*WORK TO BE COMPLETED:* Pull each line containing "Safety" out of the data and copy it.

*RECORD EXTRACTS:*
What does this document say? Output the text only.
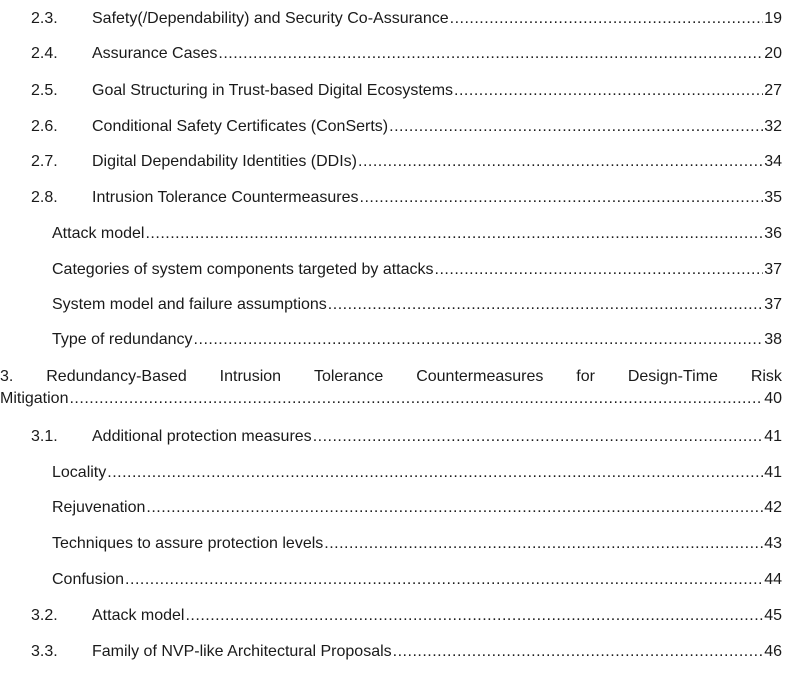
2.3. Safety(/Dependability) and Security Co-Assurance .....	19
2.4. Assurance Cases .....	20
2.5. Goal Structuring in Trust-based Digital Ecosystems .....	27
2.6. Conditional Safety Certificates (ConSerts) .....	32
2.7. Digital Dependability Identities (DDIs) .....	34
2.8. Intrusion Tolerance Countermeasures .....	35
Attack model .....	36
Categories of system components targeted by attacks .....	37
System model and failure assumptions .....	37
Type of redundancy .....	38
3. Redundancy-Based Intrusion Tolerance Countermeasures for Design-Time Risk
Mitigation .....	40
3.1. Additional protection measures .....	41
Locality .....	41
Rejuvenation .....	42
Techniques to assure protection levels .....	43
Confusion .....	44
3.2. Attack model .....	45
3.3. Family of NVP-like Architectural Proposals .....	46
* * *
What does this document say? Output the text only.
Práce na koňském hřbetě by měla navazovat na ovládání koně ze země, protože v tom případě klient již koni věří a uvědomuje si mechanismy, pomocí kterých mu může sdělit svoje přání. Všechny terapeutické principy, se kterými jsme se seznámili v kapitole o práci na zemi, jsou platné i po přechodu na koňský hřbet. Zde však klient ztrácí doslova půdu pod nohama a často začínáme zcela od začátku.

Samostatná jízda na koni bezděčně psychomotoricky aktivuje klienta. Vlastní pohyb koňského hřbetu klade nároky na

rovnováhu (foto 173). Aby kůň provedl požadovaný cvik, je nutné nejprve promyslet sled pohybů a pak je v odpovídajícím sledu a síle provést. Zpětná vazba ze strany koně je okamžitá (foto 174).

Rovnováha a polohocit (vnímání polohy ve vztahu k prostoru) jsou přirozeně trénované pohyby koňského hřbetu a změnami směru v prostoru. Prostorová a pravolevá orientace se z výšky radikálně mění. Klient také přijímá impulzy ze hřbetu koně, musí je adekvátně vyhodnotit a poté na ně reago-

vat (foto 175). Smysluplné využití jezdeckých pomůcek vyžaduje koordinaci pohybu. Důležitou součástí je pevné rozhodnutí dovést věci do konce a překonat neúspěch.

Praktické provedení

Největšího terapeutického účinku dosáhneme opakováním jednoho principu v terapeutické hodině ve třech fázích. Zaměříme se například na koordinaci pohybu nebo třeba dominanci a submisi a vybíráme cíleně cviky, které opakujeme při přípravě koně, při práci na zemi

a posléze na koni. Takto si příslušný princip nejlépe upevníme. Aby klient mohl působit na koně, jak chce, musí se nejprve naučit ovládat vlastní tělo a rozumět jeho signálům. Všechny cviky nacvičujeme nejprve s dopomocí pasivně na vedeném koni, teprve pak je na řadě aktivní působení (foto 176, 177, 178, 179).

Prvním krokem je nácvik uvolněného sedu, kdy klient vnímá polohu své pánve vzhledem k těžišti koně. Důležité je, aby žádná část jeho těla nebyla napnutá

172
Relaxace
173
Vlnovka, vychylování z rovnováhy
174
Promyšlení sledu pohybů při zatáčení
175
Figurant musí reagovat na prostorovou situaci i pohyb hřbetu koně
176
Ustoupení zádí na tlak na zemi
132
...
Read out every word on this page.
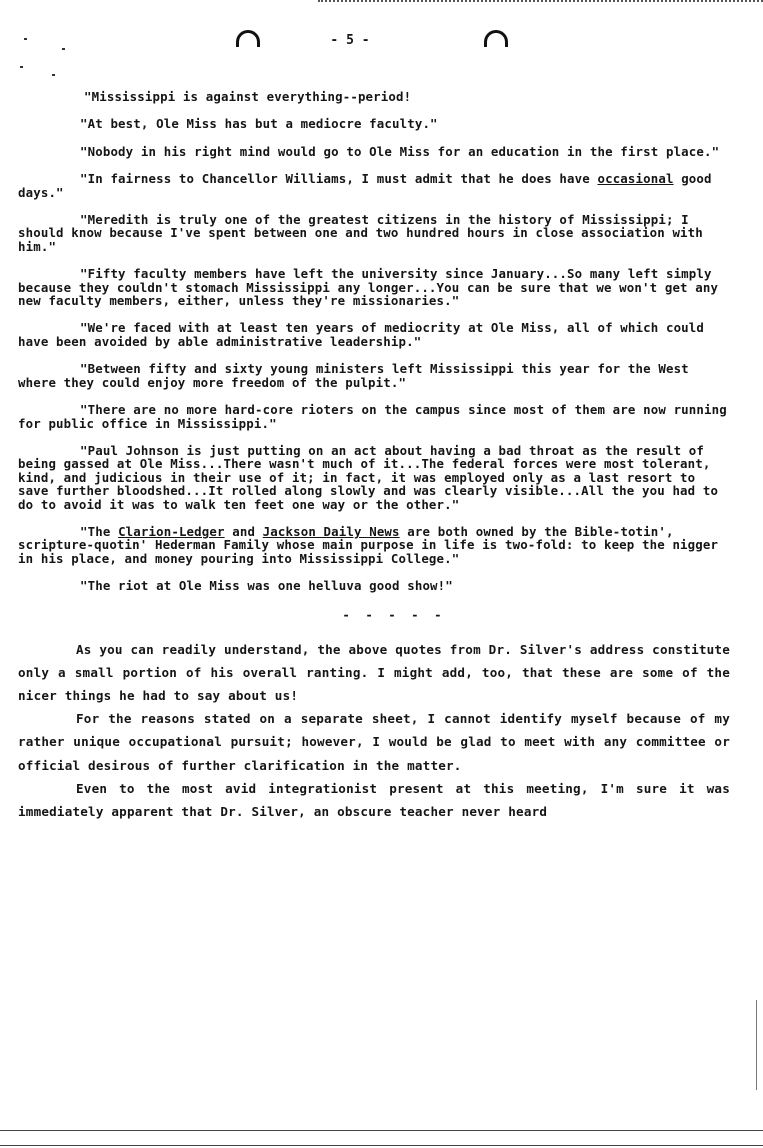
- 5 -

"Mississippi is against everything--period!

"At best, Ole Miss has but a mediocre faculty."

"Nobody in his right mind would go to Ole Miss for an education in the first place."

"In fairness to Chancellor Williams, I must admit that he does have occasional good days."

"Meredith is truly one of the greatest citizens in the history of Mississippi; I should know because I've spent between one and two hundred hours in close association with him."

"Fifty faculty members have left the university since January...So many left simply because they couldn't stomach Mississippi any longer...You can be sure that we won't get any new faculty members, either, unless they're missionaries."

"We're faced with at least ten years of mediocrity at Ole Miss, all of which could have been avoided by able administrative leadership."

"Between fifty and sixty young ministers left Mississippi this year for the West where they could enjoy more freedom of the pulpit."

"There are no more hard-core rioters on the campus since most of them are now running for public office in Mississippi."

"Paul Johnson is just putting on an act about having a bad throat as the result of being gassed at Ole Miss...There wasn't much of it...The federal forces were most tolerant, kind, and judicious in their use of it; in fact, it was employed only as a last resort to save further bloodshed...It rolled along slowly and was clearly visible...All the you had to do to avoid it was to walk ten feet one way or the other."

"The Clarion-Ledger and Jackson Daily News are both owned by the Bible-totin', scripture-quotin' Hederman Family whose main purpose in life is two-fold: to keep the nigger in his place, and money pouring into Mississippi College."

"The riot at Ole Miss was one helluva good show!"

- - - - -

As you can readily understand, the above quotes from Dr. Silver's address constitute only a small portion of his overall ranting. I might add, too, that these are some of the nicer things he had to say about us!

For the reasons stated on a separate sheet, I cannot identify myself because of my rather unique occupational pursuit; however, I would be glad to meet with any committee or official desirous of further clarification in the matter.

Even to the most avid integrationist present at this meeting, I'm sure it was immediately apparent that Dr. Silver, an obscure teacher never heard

*ANSWER:*
2.3. Safety(/Dependability) and Security Co-Assurance .....	19
2.6. Conditional Safety Certificates (ConSerts) .....	32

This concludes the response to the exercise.